Data in this exercise:
↓↓↓

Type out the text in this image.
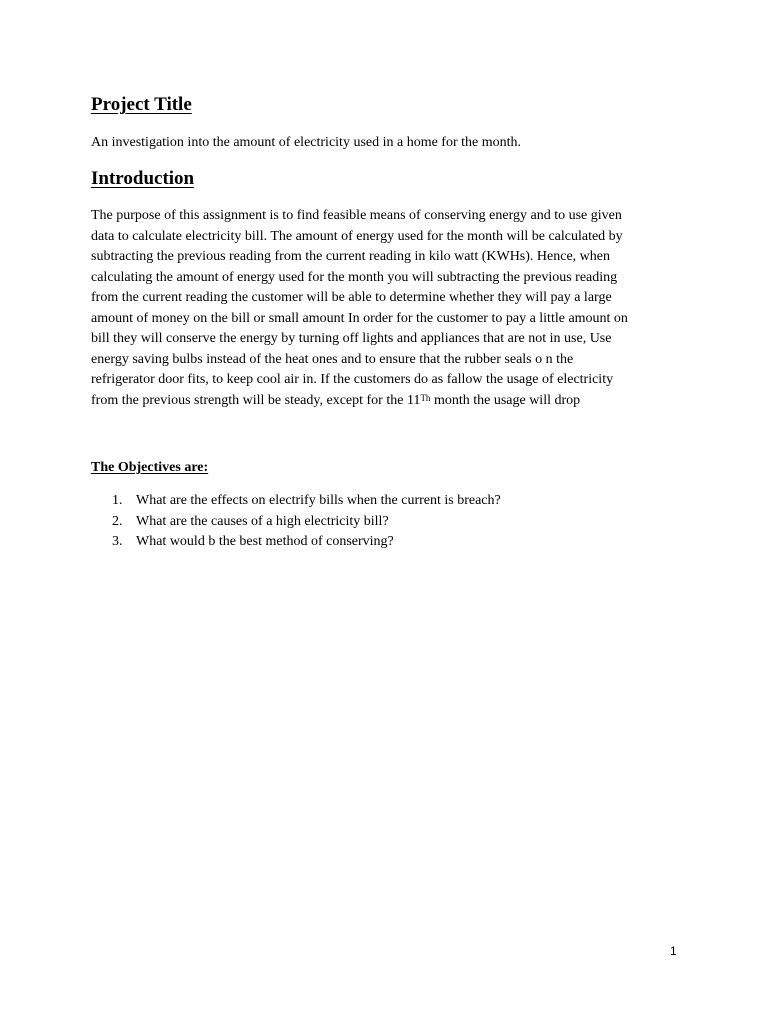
Project Title

An investigation into the amount of electricity used in a home for the month.

Introduction
The purpose of this assignment is to find feasible means of conserving energy and to use given
data to calculate electricity bill. The amount of energy used for the month will be calculated by
subtracting the previous reading from the current reading in kilo watt (KWHs). Hence, when
calculating the amount of energy used for the month you will subtracting the previous reading
from the current reading the customer will be able to determine whether they will pay a large
amount of money on the bill or small amount In order for the customer to pay a little amount on
bill they will conserve the energy by turning off lights and appliances that are not in use, Use
energy saving bulbs instead of the heat ones and to ensure that the rubber seals o n the
refrigerator door fits, to keep cool air in. If the customers do as fallow the usage of electricity
from the previous strength will be steady, except for the 11Th month the usage will drop

The Objectives are:

1. What are the effects on electrify bills when the current is breach?
2. What are the causes of a high electricity bill?
3. What would b the best method of conserving?
1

↑↑↑

What you should do: Gather all the lines that include the word "when" and copy them out.

Task output:
subtracting the previous reading from the current reading in kilo watt (KWHs). Hence, when
1. What are the effects on electrify bills when the current is breach?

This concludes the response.